What follows is a set of records; restate each one word for word and drop the pictures.
──────── INPUT DATA ────────
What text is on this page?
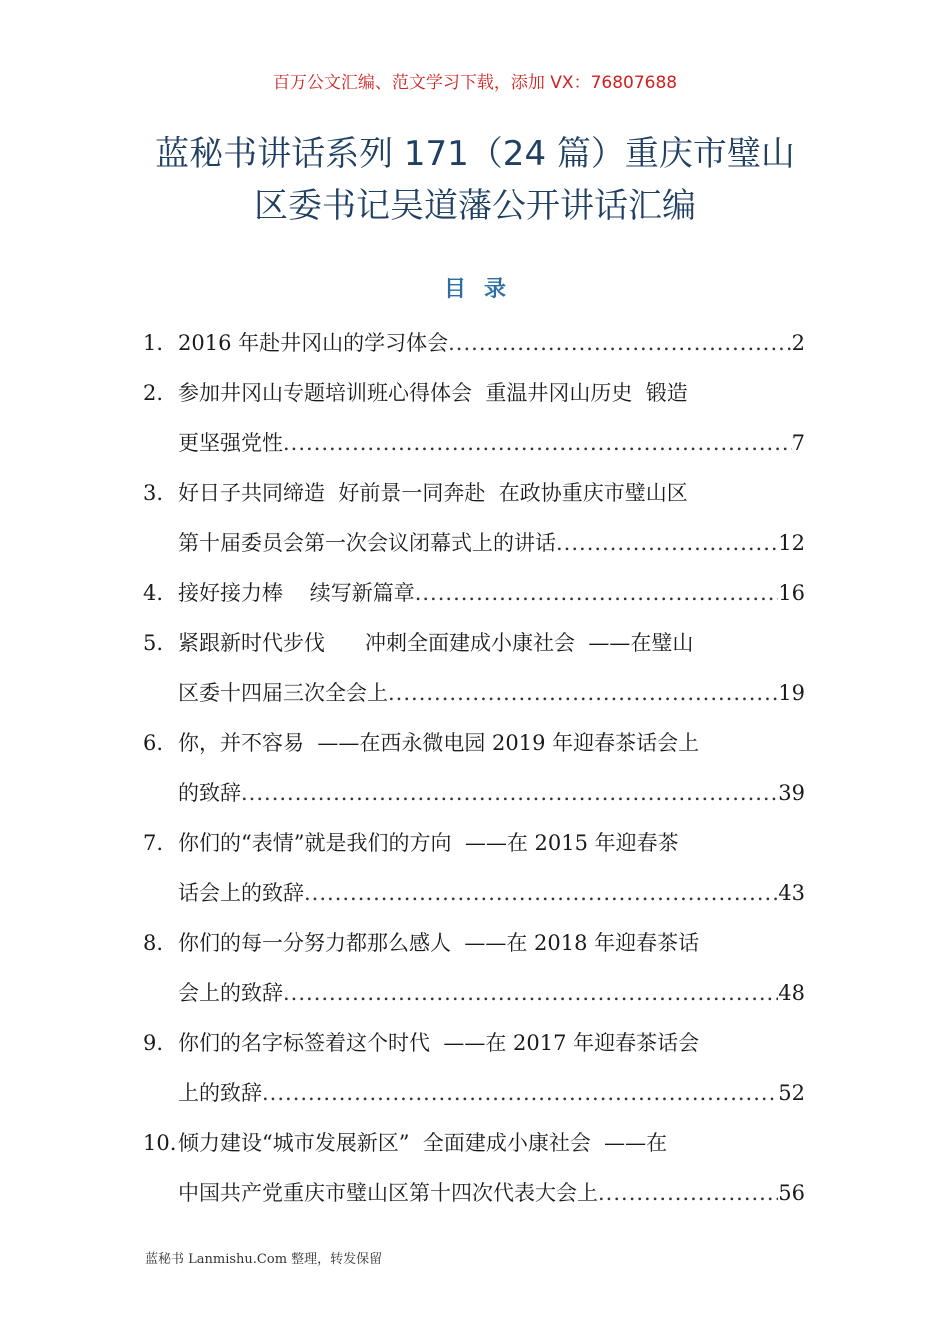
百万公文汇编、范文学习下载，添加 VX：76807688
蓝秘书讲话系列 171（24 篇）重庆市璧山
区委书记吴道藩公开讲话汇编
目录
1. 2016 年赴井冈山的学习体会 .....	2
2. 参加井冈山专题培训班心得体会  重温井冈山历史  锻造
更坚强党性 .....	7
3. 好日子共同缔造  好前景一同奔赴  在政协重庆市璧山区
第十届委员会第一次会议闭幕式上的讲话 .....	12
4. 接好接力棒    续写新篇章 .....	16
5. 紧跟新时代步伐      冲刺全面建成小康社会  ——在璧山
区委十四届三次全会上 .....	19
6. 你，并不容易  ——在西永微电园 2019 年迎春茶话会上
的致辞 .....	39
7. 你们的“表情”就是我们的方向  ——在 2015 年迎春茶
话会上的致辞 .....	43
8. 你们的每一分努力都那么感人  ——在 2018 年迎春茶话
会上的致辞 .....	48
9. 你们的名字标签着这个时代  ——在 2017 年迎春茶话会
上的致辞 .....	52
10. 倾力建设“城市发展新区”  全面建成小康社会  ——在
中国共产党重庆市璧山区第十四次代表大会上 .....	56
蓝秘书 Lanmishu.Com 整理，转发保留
────────
→ **RESULT**:
What text is on this page?
百万公文汇编、范文学习下载，添加 VX：76807688
蓝秘书讲话系列 171（24 篇）重庆市璧山
区委书记吴道藩公开讲话汇编
目录
1. 2016 年赴井冈山的学习体会 .....	2
2. 参加井冈山专题培训班心得体会  重温井冈山历史  锻造
更坚强党性 .....	7
3. 好日子共同缔造  好前景一同奔赴  在政协重庆市璧山区
第十届委员会第一次会议闭幕式上的讲话 .....	12
4. 接好接力棒    续写新篇章 .....	16
5. 紧跟新时代步伐      冲刺全面建成小康社会  ——在璧山
区委十四届三次全会上 .....	19
6. 你，并不容易  ——在西永微电园 2019 年迎春茶话会上
的致辞 .....	39
7. 你们的“表情”就是我们的方向  ——在 2015 年迎春茶
话会上的致辞 .....	43
8. 你们的每一分努力都那么感人  ——在 2018 年迎春茶话
会上的致辞 .....	48
9. 你们的名字标签着这个时代  ——在 2017 年迎春茶话会
上的致辞 .....	52
10. 倾力建设“城市发展新区”  全面建成小康社会  ——在
中国共产党重庆市璧山区第十四次代表大会上 .....	56
蓝秘书 Lanmishu.Com 整理，转发保留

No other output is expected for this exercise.